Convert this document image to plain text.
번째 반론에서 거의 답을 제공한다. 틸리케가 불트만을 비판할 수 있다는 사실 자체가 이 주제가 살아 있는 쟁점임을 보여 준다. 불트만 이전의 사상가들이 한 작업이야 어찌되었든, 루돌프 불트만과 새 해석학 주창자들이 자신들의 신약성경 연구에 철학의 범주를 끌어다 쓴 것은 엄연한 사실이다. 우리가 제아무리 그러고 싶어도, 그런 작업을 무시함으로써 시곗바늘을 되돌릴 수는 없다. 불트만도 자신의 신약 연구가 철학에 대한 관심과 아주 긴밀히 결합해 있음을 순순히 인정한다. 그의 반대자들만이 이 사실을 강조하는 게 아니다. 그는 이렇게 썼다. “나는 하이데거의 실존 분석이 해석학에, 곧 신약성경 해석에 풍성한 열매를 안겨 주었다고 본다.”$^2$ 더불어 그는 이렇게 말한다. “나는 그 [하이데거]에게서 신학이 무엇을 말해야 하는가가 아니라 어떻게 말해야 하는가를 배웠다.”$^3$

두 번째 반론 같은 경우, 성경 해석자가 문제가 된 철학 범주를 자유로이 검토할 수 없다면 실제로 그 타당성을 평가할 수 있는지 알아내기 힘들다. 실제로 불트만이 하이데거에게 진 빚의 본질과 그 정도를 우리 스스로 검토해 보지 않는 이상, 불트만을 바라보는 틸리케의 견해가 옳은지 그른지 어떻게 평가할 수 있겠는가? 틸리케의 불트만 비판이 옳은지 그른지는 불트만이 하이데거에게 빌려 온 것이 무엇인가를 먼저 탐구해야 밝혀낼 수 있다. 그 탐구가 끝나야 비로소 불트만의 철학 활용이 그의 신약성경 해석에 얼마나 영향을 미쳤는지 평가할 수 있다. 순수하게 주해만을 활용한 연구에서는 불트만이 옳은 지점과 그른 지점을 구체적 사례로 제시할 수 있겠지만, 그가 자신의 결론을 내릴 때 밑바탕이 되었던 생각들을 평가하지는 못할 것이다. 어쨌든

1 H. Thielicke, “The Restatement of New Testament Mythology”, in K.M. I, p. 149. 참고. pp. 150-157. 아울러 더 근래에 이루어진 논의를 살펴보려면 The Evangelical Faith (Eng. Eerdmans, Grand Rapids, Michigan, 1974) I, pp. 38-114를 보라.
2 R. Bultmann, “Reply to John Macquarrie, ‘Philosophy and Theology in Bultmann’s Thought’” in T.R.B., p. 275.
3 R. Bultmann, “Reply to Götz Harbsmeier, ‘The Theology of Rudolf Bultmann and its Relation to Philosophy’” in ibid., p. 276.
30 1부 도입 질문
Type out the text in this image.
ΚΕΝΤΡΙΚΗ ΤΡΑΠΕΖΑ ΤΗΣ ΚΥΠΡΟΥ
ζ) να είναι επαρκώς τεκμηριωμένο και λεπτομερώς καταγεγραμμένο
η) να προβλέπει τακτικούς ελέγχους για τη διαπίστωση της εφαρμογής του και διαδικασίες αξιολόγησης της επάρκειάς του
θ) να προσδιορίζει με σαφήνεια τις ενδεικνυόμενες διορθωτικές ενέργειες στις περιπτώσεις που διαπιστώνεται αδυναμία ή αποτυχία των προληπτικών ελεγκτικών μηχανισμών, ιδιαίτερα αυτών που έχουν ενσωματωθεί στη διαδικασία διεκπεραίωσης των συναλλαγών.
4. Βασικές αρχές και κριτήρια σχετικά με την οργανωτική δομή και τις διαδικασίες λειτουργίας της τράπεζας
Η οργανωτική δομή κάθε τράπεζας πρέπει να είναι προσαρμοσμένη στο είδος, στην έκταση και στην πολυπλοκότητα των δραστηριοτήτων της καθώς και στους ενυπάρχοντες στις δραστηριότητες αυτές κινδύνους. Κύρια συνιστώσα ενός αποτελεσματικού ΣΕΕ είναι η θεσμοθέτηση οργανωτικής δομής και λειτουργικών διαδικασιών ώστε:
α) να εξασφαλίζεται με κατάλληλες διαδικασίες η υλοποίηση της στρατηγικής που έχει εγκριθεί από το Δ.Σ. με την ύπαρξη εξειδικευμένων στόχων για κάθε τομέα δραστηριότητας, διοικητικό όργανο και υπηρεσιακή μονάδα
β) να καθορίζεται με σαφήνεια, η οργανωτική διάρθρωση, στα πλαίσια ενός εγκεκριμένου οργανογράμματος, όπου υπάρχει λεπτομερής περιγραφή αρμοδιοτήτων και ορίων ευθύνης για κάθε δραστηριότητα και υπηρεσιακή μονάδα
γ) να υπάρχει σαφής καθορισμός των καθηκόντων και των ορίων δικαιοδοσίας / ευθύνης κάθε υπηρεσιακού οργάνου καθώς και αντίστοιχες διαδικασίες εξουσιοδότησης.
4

· · · · · · ·

Please quote every record above exactly as it appears.

Convert this document image to plain text.
번째 반론에서 거의 답을 제공한다. 틸리케가 불트만을 비판할 수 있다는 사실 자체가 이 주제가 살아 있는 쟁점임을 보여 준다. 불트만 이전의 사상가들이 한 작업이야 어찌되었든, 루돌프 불트만과 새 해석학 주창자들이 자신들의 신약성경 연구에 철학의 범주를 끌어다 쓴 것은 엄연한 사실이다. 우리가 제아무리 그러고 싶어도, 그런 작업을 무시함으로써 시곗바늘을 되돌릴 수는 없다. 불트만도 자신의 신약 연구가 철학에 대한 관심과 아주 긴밀히 결합해 있음을 순순히 인정한다. 그의 반대자들만이 이 사실을 강조하는 게 아니다. 그는 이렇게 썼다. “나는 하이데거의 실존 분석이 해석학에, 곧 신약성경 해석에 풍성한 열매를 안겨 주었다고 본다.”$^2$ 더불어 그는 이렇게 말한다. “나는 그 [하이데거]에게서 신학이 무엇을 말해야 하는가가 아니라 어떻게 말해야 하는가를 배웠다.”$^3$

두 번째 반론 같은 경우, 성경 해석자가 문제가 된 철학 범주를 자유로이 검토할 수 없다면 실제로 그 타당성을 평가할 수 있는지 알아내기 힘들다. 실제로 불트만이 하이데거에게 진 빚의 본질과 그 정도를 우리 스스로 검토해 보지 않는 이상, 불트만을 바라보는 틸리케의 견해가 옳은지 그른지 어떻게 평가할 수 있겠는가? 틸리케의 불트만 비판이 옳은지 그른지는 불트만이 하이데거에게 빌려 온 것이 무엇인가를 먼저 탐구해야 밝혀낼 수 있다. 그 탐구가 끝나야 비로소 불트만의 철학 활용이 그의 신약성경 해석에 얼마나 영향을 미쳤는지 평가할 수 있다. 순수하게 주해만을 활용한 연구에서는 불트만이 옳은 지점과 그른 지점을 구체적 사례로 제시할 수 있겠지만, 그가 자신의 결론을 내릴 때 밑바탕이 되었던 생각들을 평가하지는 못할 것이다. 어쨌든

1 H. Thielicke, “The Restatement of New Testament Mythology”, in K.M. I, p. 149. 참고. pp. 150-157. 아울러 더 근래에 이루어진 논의를 살펴보려면 The Evangelical Faith (Eng. Eerdmans, Grand Rapids, Michigan, 1974) I, pp. 38-114를 보라.
2 R. Bultmann, “Reply to John Macquarrie, ‘Philosophy and Theology in Bultmann’s Thought’” in T.R.B., p. 275.
3 R. Bultmann, “Reply to Götz Harbsmeier, ‘The Theology of Rudolf Bultmann and its Relation to Philosophy’” in ibid., p. 276.
30 1부 도입 질문
Type out the text in this image.
ΚΕΝΤΡΙΚΗ ΤΡΑΠΕΖΑ ΤΗΣ ΚΥΠΡΟΥ
ζ) να είναι επαρκώς τεκμηριωμένο και λεπτομερώς καταγεγραμμένο
η) να προβλέπει τακτικούς ελέγχους για τη διαπίστωση της εφαρμογής του και διαδικασίες αξιολόγησης της επάρκειάς του
θ) να προσδιορίζει με σαφήνεια τις ενδεικνυόμενες διορθωτικές ενέργειες στις περιπτώσεις που διαπιστώνεται αδυναμία ή αποτυχία των προληπτικών ελεγκτικών μηχανισμών, ιδιαίτερα αυτών που έχουν ενσωματωθεί στη διαδικασία διεκπεραίωσης των συναλλαγών.
4. Βασικές αρχές και κριτήρια σχετικά με την οργανωτική δομή και τις διαδικασίες λειτουργίας της τράπεζας
Η οργανωτική δομή κάθε τράπεζας πρέπει να είναι προσαρμοσμένη στο είδος, στην έκταση και στην πολυπλοκότητα των δραστηριοτήτων της καθώς και στους ενυπάρχοντες στις δραστηριότητες αυτές κινδύνους. Κύρια συνιστώσα ενός αποτελεσματικού ΣΕΕ είναι η θεσμοθέτηση οργανωτικής δομής και λειτουργικών διαδικασιών ώστε:
α) να εξασφαλίζεται με κατάλληλες διαδικασίες η υλοποίηση της στρατηγικής που έχει εγκριθεί από το Δ.Σ. με την ύπαρξη εξειδικευμένων στόχων για κάθε τομέα δραστηριότητας, διοικητικό όργανο και υπηρεσιακή μονάδα
β) να καθορίζεται με σαφήνεια, η οργανωτική διάρθρωση, στα πλαίσια ενός εγκεκριμένου οργανογράμματος, όπου υπάρχει λεπτομερής περιγραφή αρμοδιοτήτων και ορίων ευθύνης για κάθε δραστηριότητα και υπηρεσιακή μονάδα
γ) να υπάρχει σαφής καθορισμός των καθηκόντων και των ορίων δικαιοδοσίας / ευθύνης κάθε υπηρεσιακού οργάνου καθώς και αντίστοιχες διαδικασίες εξουσιοδότησης.
4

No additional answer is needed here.